Excerpt:
※ ※ ※

Views, ideas, inspiration, vision and practical tips for a better more prosperous Malawi

Economic Empowerment

mg2I hate to be the bearer of bad news but I’m not sorry to be the one that spoils the party. Especially this particular party…because while Malawi is currently heated with election campaign fervour, some of the events happening on the ground have caused one part of me to doubt whether much substance will in fact come out of the leadership that will be appointed after the 20 May elections.

Are we really going to see the transformation being excitedly predicted by each party’s honchos? What kind of transformation will we see? Are the parties really going to deliver what they have promised in their manifestos? Weren’t similar promises made during the election campaigns of 1994, 1999, 2004 and 2009? To what extent were those promises honoured? So then, what major transformation came out of the administrations who won those elections?

I think no matter who you choose to vote for, it would be wise to be cautious, and carefully examine each candidate on their merits, and what their track records in terms of actual achievements the last 5 – 10 years (not just the last year or two) have been…

Many a times I have waxed lyrical as if on a soapbox about economic empowerment of Africans, and many a time, I have not exactly got through to the right people. Which is okay. The right people are rarely in the right jobs, they are rarely listening.

But this is an issue that has to be addressed sooner or later, otherwise African countries will continue to struggle with poverty and other ills. Donors and foreign corporations will not tackle the issue of empowerment because it’s not always in their best interests, and they are not good at doing so [See this: Between the Elusive and the Illusionary: Donors’ Empowerment Agendas in the Middle East in Perspective – Mariz Tadros].

In Malawi most NGO’s do not have the power, nor are they sufficiently well resourced to influence the establishment of a nationwide empowerment initiatives that have a real chance to make a big enough impact. It’s all down to the government and MP’s, and for what it’s worth one part of me can’t see enough progress being done after the elections. Maybe I’m being unfair and prematurely judgemental, but I’m yet to be convinced whether any of the major parties truly can deliver what they promise. And this is not only because the practicality of what they promise in their manifestos is questionable but also because the vagueness of some of the promises render them useless.

※ ※ ※

Material provided:

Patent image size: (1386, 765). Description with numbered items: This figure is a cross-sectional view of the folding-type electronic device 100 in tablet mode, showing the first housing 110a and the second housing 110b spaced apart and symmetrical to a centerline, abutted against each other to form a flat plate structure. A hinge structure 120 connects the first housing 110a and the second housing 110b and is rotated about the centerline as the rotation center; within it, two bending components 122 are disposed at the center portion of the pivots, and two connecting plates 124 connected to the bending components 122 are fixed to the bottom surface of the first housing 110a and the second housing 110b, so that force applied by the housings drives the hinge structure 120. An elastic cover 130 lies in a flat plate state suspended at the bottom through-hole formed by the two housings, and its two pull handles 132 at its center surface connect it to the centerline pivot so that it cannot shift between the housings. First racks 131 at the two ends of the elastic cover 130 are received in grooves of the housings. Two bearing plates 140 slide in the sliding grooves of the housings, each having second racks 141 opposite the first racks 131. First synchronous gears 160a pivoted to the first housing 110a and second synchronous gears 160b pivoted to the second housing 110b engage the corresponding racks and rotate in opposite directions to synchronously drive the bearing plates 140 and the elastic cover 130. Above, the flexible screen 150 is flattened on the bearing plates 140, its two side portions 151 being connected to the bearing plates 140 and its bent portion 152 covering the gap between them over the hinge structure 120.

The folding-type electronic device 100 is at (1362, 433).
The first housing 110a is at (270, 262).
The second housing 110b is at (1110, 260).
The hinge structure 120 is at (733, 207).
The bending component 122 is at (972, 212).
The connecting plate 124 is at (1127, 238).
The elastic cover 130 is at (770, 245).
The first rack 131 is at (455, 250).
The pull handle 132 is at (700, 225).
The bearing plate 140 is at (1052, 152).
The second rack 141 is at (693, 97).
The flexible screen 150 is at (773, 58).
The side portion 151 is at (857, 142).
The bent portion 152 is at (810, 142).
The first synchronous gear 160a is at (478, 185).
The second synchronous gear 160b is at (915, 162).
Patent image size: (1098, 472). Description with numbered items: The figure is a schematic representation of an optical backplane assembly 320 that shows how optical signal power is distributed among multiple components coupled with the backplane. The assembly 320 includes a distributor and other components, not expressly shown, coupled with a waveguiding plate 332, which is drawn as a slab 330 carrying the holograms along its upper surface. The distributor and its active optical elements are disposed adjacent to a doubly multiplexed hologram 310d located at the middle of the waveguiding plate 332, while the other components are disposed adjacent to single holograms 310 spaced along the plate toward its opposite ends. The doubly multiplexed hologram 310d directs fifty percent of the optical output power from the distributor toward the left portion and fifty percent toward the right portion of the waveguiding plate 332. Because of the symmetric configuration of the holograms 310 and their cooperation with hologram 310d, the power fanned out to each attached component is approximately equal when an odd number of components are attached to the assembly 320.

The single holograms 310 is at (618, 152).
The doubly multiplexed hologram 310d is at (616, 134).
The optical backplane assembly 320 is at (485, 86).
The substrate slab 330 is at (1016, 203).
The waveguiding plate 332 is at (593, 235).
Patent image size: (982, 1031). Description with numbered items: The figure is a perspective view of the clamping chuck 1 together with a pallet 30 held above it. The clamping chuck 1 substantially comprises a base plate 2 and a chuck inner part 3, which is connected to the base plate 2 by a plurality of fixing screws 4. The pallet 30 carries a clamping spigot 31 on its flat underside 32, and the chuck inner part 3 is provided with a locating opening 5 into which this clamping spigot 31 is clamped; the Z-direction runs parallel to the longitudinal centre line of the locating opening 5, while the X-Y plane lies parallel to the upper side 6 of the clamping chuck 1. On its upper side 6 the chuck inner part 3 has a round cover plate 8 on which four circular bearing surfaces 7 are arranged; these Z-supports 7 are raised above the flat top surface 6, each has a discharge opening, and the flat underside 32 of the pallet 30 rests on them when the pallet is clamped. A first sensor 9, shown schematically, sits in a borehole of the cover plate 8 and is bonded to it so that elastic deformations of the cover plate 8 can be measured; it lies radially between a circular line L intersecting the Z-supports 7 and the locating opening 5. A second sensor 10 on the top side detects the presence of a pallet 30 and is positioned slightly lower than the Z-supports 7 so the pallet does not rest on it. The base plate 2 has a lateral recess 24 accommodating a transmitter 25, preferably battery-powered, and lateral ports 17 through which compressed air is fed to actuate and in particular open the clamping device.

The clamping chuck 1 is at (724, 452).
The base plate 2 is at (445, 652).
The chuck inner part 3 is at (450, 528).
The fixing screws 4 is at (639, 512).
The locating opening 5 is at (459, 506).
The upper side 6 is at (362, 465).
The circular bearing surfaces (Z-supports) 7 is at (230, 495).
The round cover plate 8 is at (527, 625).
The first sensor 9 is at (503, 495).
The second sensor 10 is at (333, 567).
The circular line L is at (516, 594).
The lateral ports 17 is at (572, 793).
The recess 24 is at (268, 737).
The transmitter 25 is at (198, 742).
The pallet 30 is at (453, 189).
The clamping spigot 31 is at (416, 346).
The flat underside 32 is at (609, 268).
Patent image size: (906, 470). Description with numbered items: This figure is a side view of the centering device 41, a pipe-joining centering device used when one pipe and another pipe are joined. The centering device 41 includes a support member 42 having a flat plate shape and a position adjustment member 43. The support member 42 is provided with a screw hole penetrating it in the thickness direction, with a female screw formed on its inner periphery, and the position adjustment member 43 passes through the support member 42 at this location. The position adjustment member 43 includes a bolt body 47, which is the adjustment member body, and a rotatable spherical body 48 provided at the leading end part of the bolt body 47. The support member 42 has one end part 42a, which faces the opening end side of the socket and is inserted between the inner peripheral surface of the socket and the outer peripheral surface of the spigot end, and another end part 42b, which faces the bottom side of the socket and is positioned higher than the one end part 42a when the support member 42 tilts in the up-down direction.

※ ※ ※

In the passage on Malawi's elections, on what date are the elections to be held? The data is separate from the passage on Malawi's elections.

20 May